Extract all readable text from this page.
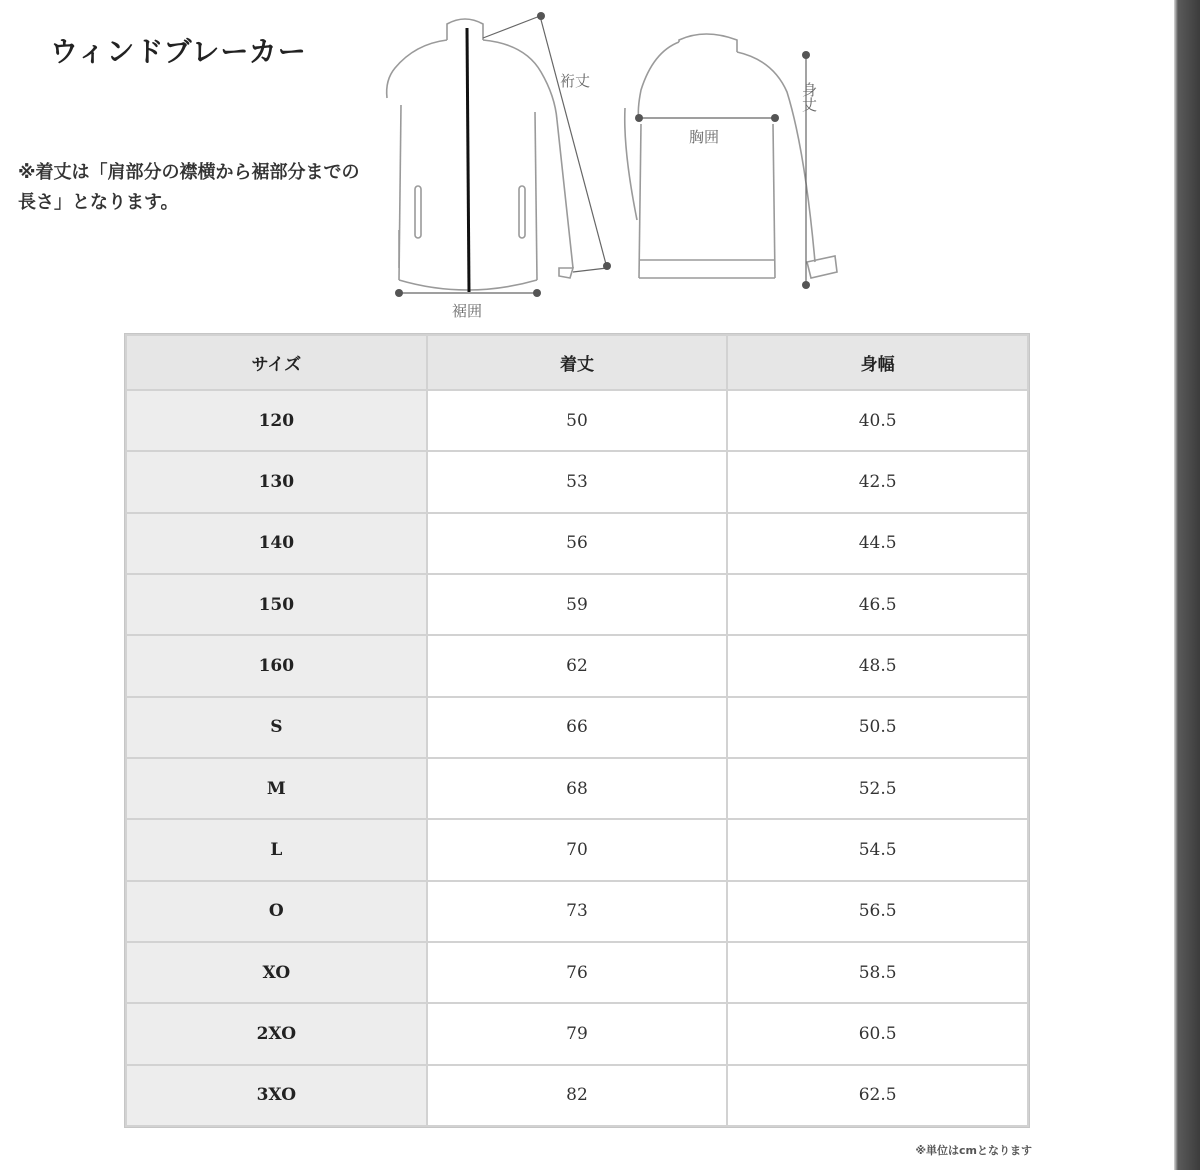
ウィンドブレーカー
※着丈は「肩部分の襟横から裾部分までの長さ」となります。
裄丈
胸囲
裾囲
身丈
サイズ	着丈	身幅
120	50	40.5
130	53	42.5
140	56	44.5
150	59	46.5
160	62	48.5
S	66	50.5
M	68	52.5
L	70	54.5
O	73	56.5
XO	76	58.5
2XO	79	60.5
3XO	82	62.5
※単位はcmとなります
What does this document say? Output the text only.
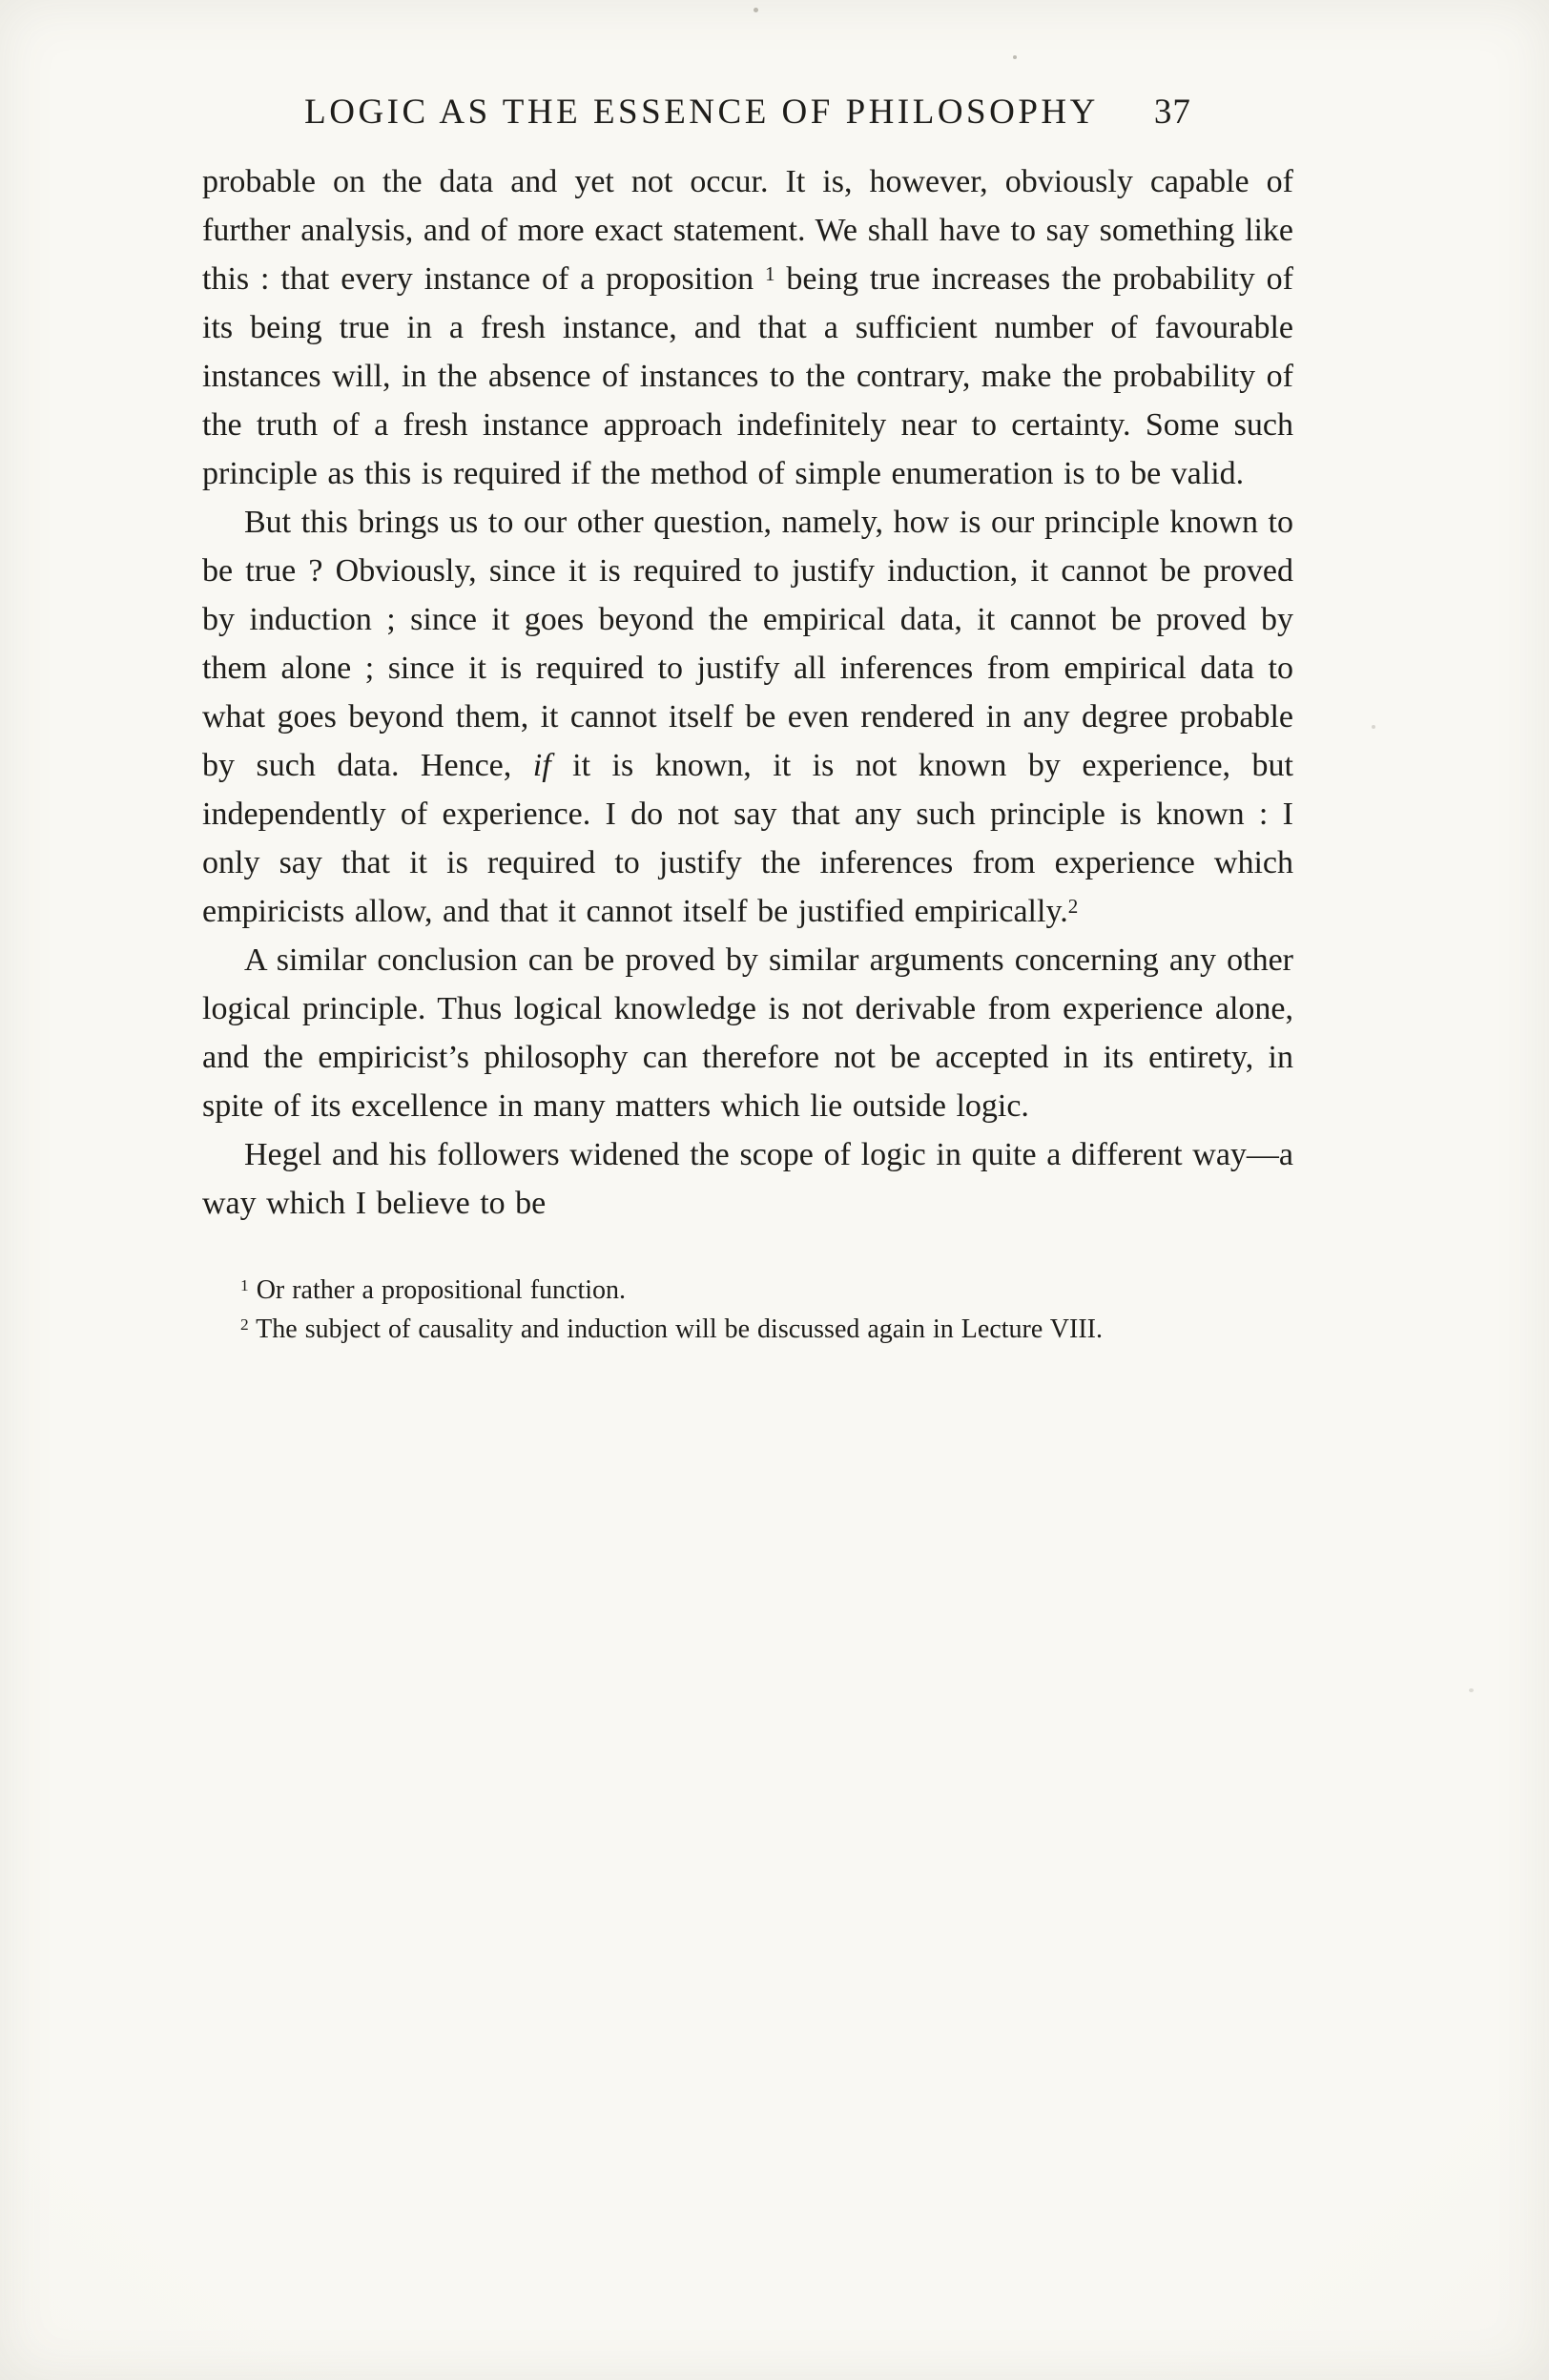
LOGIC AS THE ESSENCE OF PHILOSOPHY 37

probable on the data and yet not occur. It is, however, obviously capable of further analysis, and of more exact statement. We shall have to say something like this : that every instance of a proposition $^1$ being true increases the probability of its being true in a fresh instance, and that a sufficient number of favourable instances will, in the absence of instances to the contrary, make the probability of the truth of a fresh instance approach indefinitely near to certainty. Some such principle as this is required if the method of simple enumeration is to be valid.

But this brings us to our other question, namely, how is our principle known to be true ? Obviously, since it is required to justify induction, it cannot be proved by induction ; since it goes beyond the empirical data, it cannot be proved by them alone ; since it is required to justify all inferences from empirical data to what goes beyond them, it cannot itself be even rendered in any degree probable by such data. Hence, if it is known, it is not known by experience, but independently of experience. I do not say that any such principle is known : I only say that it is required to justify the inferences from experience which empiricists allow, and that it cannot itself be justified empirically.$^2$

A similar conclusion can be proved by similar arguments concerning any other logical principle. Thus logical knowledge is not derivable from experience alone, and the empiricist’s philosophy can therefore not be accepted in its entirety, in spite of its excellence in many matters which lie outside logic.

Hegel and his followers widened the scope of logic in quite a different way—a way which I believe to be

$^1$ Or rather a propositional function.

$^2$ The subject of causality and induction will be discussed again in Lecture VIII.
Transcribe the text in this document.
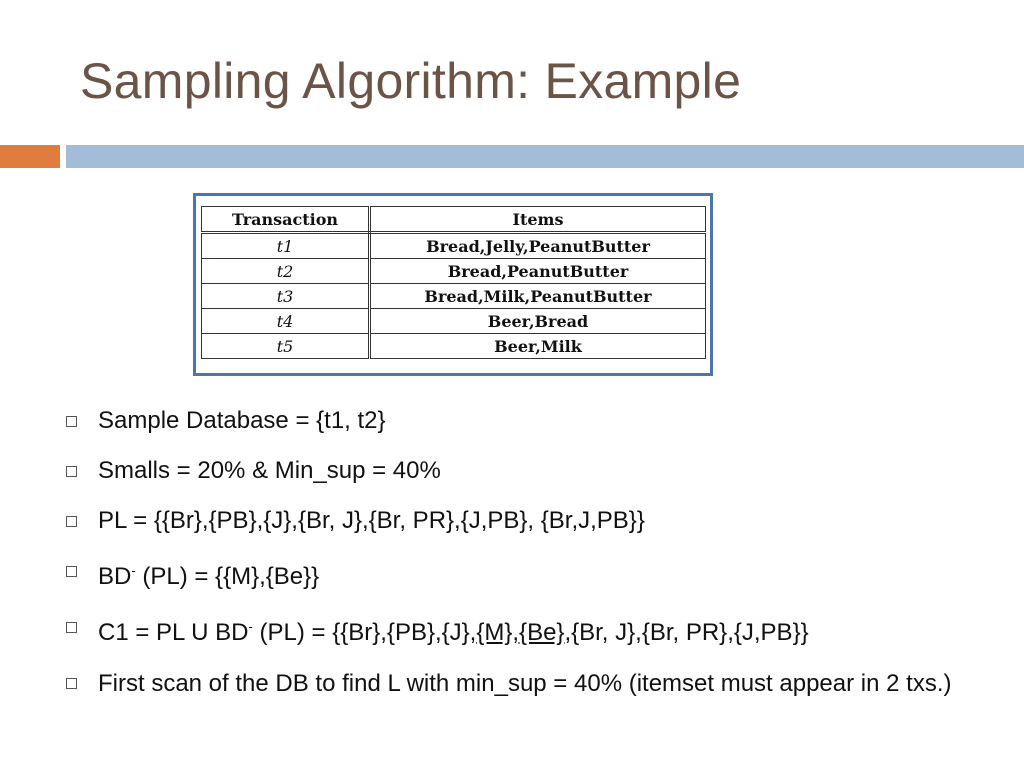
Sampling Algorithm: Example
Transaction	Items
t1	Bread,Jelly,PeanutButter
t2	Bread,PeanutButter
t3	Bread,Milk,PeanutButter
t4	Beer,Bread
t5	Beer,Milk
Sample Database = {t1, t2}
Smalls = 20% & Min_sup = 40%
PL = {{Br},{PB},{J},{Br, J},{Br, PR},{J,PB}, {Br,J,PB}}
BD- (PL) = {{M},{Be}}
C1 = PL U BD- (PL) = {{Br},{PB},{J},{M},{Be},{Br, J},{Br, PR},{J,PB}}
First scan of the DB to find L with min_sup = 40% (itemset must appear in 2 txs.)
+ + +
All records must be output exactly as they are, except for the pictures, which are left out.

EXERCISE SOLUTION →
Extract all readable text from this page.
ウィンドブレーカー
※着丈は「肩部分の襟横から裾部分までの長さ」となります。
裄丈
胸囲
裾囲
身丈
サイズ	着丈	身幅
120	50	40.5
130	53	42.5
140	56	44.5
150	59	46.5
160	62	48.5
S	66	50.5
M	68	52.5
L	70	54.5
O	73	56.5
XO	76	58.5
2XO	79	60.5
3XO	82	62.5
※単位はcmとなります
What does this document say? Output the text only.
LOGIC AS THE ESSENCE OF PHILOSOPHY 37

probable on the data and yet not occur. It is, however, obviously capable of further analysis, and of more exact statement. We shall have to say something like this : that every instance of a proposition $^1$ being true increases the probability of its being true in a fresh instance, and that a sufficient number of favourable instances will, in the absence of instances to the contrary, make the probability of the truth of a fresh instance approach indefinitely near to certainty. Some such principle as this is required if the method of simple enumeration is to be valid.

But this brings us to our other question, namely, how is our principle known to be true ? Obviously, since it is required to justify induction, it cannot be proved by induction ; since it goes beyond the empirical data, it cannot be proved by them alone ; since it is required to justify all inferences from empirical data to what goes beyond them, it cannot itself be even rendered in any degree probable by such data. Hence, if it is known, it is not known by experience, but independently of experience. I do not say that any such principle is known : I only say that it is required to justify the inferences from experience which empiricists allow, and that it cannot itself be justified empirically.$^2$

A similar conclusion can be proved by similar arguments concerning any other logical principle. Thus logical knowledge is not derivable from experience alone, and the empiricist’s philosophy can therefore not be accepted in its entirety, in spite of its excellence in many matters which lie outside logic.

Hegel and his followers widened the scope of logic in quite a different way—a way which I believe to be

$^1$ Or rather a propositional function.

$^2$ The subject of causality and induction will be discussed again in Lecture VIII.
Transcribe the text in this document.
Sampling Algorithm: Example
Transaction	Items
t1	Bread,Jelly,PeanutButter
t2	Bread,PeanutButter
t3	Bread,Milk,PeanutButter
t4	Beer,Bread
t5	Beer,Milk
Sample Database = {t1, t2}
Smalls = 20% & Min_sup = 40%
PL = {{Br},{PB},{J},{Br, J},{Br, PR},{J,PB}, {Br,J,PB}}
BD- (PL) = {{M},{Be}}
C1 = PL U BD- (PL) = {{Br},{PB},{J},{M},{Be},{Br, J},{Br, PR},{J,PB}}
First scan of the DB to find L with min_sup = 40% (itemset must appear in 2 txs.)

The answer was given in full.